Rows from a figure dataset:
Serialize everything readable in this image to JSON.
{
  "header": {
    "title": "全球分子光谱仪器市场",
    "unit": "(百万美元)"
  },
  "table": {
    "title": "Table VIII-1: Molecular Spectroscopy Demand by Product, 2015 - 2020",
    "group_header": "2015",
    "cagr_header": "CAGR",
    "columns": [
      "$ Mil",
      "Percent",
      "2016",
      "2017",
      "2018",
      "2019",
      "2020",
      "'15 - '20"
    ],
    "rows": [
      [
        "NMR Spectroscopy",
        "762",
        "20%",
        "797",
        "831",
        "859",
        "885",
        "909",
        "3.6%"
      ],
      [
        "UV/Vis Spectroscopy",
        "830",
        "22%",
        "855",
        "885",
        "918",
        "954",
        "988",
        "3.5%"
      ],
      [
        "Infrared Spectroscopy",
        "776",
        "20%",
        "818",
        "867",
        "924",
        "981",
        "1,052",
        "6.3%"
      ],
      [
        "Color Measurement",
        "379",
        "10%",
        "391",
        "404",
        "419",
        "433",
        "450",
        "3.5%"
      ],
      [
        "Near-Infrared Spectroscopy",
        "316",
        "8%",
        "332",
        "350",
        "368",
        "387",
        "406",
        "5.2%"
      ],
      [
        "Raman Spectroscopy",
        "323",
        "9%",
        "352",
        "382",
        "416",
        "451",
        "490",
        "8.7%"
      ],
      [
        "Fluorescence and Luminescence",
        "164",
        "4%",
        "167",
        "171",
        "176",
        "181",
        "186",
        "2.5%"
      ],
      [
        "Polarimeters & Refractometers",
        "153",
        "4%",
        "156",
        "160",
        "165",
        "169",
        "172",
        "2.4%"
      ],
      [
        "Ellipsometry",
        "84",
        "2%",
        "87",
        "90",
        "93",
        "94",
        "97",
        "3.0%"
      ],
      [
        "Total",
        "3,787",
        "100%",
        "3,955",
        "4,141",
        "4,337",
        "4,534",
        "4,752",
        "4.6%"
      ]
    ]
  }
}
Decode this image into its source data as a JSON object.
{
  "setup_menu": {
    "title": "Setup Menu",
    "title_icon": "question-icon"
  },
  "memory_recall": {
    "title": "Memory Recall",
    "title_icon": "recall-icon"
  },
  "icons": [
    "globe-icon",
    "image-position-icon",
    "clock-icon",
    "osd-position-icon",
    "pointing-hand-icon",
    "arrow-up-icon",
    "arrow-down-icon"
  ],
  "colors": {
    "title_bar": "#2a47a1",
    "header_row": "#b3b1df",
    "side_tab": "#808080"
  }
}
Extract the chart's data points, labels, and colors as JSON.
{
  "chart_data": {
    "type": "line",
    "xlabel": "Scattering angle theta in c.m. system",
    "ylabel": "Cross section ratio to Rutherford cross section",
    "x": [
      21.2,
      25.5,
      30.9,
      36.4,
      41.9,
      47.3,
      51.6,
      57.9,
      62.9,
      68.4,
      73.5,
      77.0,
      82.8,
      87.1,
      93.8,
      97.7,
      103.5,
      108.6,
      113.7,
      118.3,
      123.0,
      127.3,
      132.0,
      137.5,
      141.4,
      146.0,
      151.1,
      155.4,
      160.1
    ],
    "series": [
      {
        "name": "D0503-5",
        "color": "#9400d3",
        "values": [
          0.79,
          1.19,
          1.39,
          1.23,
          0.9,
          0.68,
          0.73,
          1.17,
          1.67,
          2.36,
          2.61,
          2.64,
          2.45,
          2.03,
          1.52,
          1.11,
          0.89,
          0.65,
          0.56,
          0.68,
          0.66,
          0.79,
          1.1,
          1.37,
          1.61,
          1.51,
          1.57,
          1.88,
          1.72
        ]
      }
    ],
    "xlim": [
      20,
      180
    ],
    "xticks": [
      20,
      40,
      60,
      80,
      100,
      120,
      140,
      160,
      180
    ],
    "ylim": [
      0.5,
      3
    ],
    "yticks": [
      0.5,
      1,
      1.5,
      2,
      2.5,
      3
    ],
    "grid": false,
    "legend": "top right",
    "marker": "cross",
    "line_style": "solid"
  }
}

- Task brief
Find the lines containing "cross" and pull them out.

- Solution below
    "ylabel": "Cross section ratio to Rutherford cross section",
    "marker": "cross",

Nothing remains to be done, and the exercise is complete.